# [Problem statement]
Could you lay out everything in the material from the line containing "Output each element" down to the line containing "flow-step-2[interactable]: 사랑방 활동", both ends included, as a Markdown table with the columns Row and Material line? Number each row and skip any blank lines.

# [Available data]

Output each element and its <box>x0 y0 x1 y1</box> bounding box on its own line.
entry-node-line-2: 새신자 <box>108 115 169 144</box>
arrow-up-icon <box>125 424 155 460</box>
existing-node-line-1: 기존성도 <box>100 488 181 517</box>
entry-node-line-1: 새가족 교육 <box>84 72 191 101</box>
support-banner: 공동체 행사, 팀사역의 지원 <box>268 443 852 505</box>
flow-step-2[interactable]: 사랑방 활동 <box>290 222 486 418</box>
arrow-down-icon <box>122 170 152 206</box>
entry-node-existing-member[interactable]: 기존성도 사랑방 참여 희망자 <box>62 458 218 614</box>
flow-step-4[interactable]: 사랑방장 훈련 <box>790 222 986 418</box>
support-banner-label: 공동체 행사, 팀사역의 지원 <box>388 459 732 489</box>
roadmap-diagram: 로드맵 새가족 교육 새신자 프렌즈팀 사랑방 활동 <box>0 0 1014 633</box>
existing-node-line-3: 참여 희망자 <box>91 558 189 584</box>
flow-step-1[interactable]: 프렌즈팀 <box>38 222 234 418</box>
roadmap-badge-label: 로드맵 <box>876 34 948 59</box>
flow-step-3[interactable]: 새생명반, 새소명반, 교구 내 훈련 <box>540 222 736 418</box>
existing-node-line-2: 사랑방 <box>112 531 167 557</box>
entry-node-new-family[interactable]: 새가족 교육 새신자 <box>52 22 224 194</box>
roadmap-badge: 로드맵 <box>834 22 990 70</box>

---

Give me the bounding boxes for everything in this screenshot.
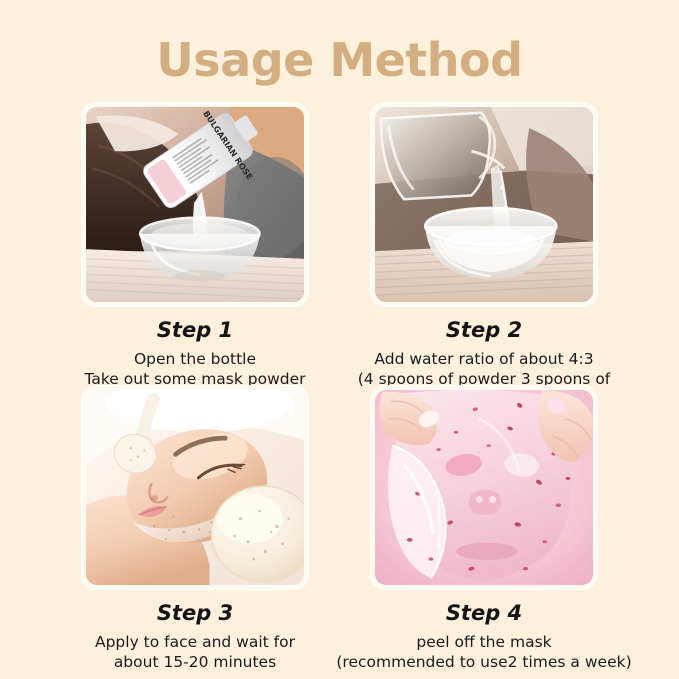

# [Written response]
| Row | Material line |
|---|---|
| 1 | Output each element and its <box>x0 y0 x1 y1</box> bounding box on its own line. |
| 2 | entry-node-line-2: 새신자 <box>108 115 169 144</box> |
| 3 | arrow-up-icon <box>125 424 155 460</box> |
| 4 | existing-node-line-1: 기존성도 <box>100 488 181 517</box> |
| 5 | entry-node-line-1: 새가족 교육 <box>84 72 191 101</box> |
| 6 | support-banner: 공동체 행사, 팀사역의 지원 <box>268 443 852 505</box> |
| 7 | flow-step-2[interactable]: 사랑방 활동 <box>290 222 486 418</box> |